◆ **DIRECTIONS**: Each entry has to be copied exactly, with nothing missed.

+-------+

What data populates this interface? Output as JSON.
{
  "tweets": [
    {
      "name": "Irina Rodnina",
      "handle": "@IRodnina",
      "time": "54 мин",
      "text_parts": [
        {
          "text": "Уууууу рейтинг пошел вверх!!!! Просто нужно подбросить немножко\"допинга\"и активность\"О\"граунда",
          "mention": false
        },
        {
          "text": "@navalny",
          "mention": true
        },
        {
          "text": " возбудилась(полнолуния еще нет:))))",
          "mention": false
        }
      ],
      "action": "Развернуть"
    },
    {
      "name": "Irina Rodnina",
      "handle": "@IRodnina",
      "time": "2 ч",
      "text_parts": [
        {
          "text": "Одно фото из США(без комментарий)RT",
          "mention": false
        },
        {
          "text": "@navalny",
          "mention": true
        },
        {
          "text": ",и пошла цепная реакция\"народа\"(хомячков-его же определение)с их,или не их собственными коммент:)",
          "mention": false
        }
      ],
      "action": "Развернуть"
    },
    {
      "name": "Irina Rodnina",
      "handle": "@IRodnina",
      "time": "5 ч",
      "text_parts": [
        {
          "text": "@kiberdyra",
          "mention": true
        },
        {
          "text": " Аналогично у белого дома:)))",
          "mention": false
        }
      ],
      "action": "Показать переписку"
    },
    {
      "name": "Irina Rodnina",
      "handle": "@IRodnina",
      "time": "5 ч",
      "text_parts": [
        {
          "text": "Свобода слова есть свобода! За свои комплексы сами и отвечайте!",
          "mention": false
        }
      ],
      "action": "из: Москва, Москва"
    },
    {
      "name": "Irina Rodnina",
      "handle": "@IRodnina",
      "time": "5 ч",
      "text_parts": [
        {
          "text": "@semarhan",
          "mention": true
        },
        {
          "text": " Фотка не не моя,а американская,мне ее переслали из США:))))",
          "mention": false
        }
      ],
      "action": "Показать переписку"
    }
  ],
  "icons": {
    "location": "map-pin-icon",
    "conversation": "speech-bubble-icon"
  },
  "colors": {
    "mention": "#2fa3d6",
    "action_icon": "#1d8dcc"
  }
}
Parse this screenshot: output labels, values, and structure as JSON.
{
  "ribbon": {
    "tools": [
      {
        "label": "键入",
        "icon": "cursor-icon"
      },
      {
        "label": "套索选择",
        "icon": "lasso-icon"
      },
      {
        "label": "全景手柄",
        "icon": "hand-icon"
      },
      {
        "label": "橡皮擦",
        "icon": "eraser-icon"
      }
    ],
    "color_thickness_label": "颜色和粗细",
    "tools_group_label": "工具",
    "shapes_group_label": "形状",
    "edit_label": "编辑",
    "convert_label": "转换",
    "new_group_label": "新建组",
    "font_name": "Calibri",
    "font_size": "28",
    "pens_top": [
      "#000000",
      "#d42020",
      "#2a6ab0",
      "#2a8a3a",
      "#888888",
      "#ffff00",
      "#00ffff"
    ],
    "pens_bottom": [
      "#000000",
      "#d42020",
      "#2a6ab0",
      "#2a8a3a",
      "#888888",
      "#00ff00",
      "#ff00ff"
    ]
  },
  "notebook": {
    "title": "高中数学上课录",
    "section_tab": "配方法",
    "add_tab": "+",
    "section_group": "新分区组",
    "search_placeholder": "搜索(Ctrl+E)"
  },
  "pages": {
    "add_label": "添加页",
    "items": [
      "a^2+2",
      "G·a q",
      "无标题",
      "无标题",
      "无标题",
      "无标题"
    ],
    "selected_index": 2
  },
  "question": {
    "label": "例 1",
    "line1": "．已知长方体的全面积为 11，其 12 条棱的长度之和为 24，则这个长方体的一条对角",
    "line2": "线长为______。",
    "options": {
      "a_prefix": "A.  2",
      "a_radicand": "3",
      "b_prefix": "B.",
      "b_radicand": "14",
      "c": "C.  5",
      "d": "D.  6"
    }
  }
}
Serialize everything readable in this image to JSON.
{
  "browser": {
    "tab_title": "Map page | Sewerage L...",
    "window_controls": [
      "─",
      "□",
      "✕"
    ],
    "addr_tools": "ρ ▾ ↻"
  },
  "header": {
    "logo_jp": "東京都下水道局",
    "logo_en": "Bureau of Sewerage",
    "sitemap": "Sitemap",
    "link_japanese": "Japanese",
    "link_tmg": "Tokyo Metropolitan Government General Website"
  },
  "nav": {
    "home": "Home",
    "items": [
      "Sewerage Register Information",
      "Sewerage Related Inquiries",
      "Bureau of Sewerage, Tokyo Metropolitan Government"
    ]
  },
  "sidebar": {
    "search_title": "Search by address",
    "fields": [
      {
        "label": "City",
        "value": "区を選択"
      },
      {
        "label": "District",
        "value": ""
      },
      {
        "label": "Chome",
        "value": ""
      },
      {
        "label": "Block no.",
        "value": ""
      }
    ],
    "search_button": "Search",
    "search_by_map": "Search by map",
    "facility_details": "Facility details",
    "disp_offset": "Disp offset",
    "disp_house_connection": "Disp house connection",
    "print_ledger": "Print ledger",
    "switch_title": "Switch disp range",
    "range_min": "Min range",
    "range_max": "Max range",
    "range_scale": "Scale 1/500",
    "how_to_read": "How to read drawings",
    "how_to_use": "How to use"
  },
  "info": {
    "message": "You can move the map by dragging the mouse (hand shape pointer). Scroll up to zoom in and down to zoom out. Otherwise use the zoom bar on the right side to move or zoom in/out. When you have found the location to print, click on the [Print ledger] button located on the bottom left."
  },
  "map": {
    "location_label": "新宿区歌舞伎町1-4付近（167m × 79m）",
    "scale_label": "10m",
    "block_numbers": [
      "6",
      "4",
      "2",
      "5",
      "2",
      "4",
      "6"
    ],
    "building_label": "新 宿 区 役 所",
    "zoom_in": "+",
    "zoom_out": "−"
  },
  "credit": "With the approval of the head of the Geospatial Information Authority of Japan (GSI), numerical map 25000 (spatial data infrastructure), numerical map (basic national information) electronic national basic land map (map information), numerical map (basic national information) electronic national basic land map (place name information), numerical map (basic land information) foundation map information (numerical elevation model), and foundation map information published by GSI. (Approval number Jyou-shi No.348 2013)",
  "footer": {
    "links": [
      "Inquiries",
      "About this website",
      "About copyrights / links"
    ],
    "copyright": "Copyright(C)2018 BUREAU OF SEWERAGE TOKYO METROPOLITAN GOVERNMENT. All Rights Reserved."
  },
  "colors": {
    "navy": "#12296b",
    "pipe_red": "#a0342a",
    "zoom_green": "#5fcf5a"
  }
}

+-------+

◆ **SOLUTION FOR THIS EXERCISE**:
What data populates this interface? Output as JSON.
{
  "tweets": [
    {
      "name": "Irina Rodnina",
      "handle": "@IRodnina",
      "time": "54 мин",
      "text_parts": [
        {
          "text": "Уууууу рейтинг пошел вверх!!!! Просто нужно подбросить немножко\"допинга\"и активность\"О\"граунда",
          "mention": false
        },
        {
          "text": "@navalny",
          "mention": true
        },
        {
          "text": " возбудилась(полнолуния еще нет:))))",
          "mention": false
        }
      ],
      "action": "Развернуть"
    },
    {
      "name": "Irina Rodnina",
      "handle": "@IRodnina",
      "time": "2 ч",
      "text_parts": [
        {
          "text": "Одно фото из США(без комментарий)RT",
          "mention": false
        },
        {
          "text": "@navalny",
          "mention": true
        },
        {
          "text": ",и пошла цепная реакция\"народа\"(хомячков-его же определение)с их,или не их собственными коммент:)",
          "mention": false
        }
      ],
      "action": "Развернуть"
    },
    {
      "name": "Irina Rodnina",
      "handle": "@IRodnina",
      "time": "5 ч",
      "text_parts": [
        {
          "text": "@kiberdyra",
          "mention": true
        },
        {
          "text": " Аналогично у белого дома:)))",
          "mention": false
        }
      ],
      "action": "Показать переписку"
    },
    {
      "name": "Irina Rodnina",
      "handle": "@IRodnina",
      "time": "5 ч",
      "text_parts": [
        {
          "text": "Свобода слова есть свобода! За свои комплексы сами и отвечайте!",
          "mention": false
        }
      ],
      "action": "из: Москва, Москва"
    },
    {
      "name": "Irina Rodnina",
      "handle": "@IRodnina",
      "time": "5 ч",
      "text_parts": [
        {
          "text": "@semarhan",
          "mention": true
        },
        {
          "text": " Фотка не не моя,а американская,мне ее переслали из США:))))",
          "mention": false
        }
      ],
      "action": "Показать переписку"
    }
  ],
  "icons": {
    "location": "map-pin-icon",
    "conversation": "speech-bubble-icon"
  },
  "colors": {
    "mention": "#2fa3d6",
    "action_icon": "#1d8dcc"
  }
}
Parse this screenshot: output labels, values, and structure as JSON.
{
  "ribbon": {
    "tools": [
      {
        "label": "键入",
        "icon": "cursor-icon"
      },
      {
        "label": "套索选择",
        "icon": "lasso-icon"
      },
      {
        "label": "全景手柄",
        "icon": "hand-icon"
      },
      {
        "label": "橡皮擦",
        "icon": "eraser-icon"
      }
    ],
    "color_thickness_label": "颜色和粗细",
    "tools_group_label": "工具",
    "shapes_group_label": "形状",
    "edit_label": "编辑",
    "convert_label": "转换",
    "new_group_label": "新建组",
    "font_name": "Calibri",
    "font_size": "28",
    "pens_top": [
      "#000000",
      "#d42020",
      "#2a6ab0",
      "#2a8a3a",
      "#888888",
      "#ffff00",
      "#00ffff"
    ],
    "pens_bottom": [
      "#000000",
      "#d42020",
      "#2a6ab0",
      "#2a8a3a",
      "#888888",
      "#00ff00",
      "#ff00ff"
    ]
  },
  "notebook": {
    "title": "高中数学上课录",
    "section_tab": "配方法",
    "add_tab": "+",
    "section_group": "新分区组",
    "search_placeholder": "搜索(Ctrl+E)"
  },
  "pages": {
    "add_label": "添加页",
    "items": [
      "a^2+2",
      "G·a q",
      "无标题",
      "无标题",
      "无标题",
      "无标题"
    ],
    "selected_index": 2
  },
  "question": {
    "label": "例 1",
    "line1": "．已知长方体的全面积为 11，其 12 条棱的长度之和为 24，则这个长方体的一条对角",
    "line2": "线长为______。",
    "options": {
      "a_prefix": "A.  2",
      "a_radicand": "3",
      "b_prefix": "B.",
      "b_radicand": "14",
      "c": "C.  5",
      "d": "D.  6"
    }
  }
}
Serialize everything readable in this image to JSON.
{
  "browser": {
    "tab_title": "Map page | Sewerage L...",
    "window_controls": [
      "─",
      "□",
      "✕"
    ],
    "addr_tools": "ρ ▾ ↻"
  },
  "header": {
    "logo_jp": "東京都下水道局",
    "logo_en": "Bureau of Sewerage",
    "sitemap": "Sitemap",
    "link_japanese": "Japanese",
    "link_tmg": "Tokyo Metropolitan Government General Website"
  },
  "nav": {
    "home": "Home",
    "items": [
      "Sewerage Register Information",
      "Sewerage Related Inquiries",
      "Bureau of Sewerage, Tokyo Metropolitan Government"
    ]
  },
  "sidebar": {
    "search_title": "Search by address",
    "fields": [
      {
        "label": "City",
        "value": "区を選択"
      },
      {
        "label": "District",
        "value": ""
      },
      {
        "label": "Chome",
        "value": ""
      },
      {
        "label": "Block no.",
        "value": ""
      }
    ],
    "search_button": "Search",
    "search_by_map": "Search by map",
    "facility_details": "Facility details",
    "disp_offset": "Disp offset",
    "disp_house_connection": "Disp house connection",
    "print_ledger": "Print ledger",
    "switch_title": "Switch disp range",
    "range_min": "Min range",
    "range_max": "Max range",
    "range_scale": "Scale 1/500",
    "how_to_read": "How to read drawings",
    "how_to_use": "How to use"
  },
  "info": {
    "message": "You can move the map by dragging the mouse (hand shape pointer). Scroll up to zoom in and down to zoom out. Otherwise use the zoom bar on the right side to move or zoom in/out. When you have found the location to print, click on the [Print ledger] button located on the bottom left."
  },
  "map": {
    "location_label": "新宿区歌舞伎町1-4付近（167m × 79m）",
    "scale_label": "10m",
    "block_numbers": [
      "6",
      "4",
      "2",
      "5",
      "2",
      "4",
      "6"
    ],
    "building_label": "新 宿 区 役 所",
    "zoom_in": "+",
    "zoom_out": "−"
  },
  "credit": "With the approval of the head of the Geospatial Information Authority of Japan (GSI), numerical map 25000 (spatial data infrastructure), numerical map (basic national information) electronic national basic land map (map information), numerical map (basic national information) electronic national basic land map (place name information), numerical map (basic land information) foundation map information (numerical elevation model), and foundation map information published by GSI. (Approval number Jyou-shi No.348 2013)",
  "footer": {
    "links": [
      "Inquiries",
      "About this website",
      "About copyrights / links"
    ],
    "copyright": "Copyright(C)2018 BUREAU OF SEWERAGE TOKYO METROPOLITAN GOVERNMENT. All Rights Reserved."
  },
  "colors": {
    "navy": "#12296b",
    "pipe_red": "#a0342a",
    "zoom_green": "#5fcf5a"
  }
}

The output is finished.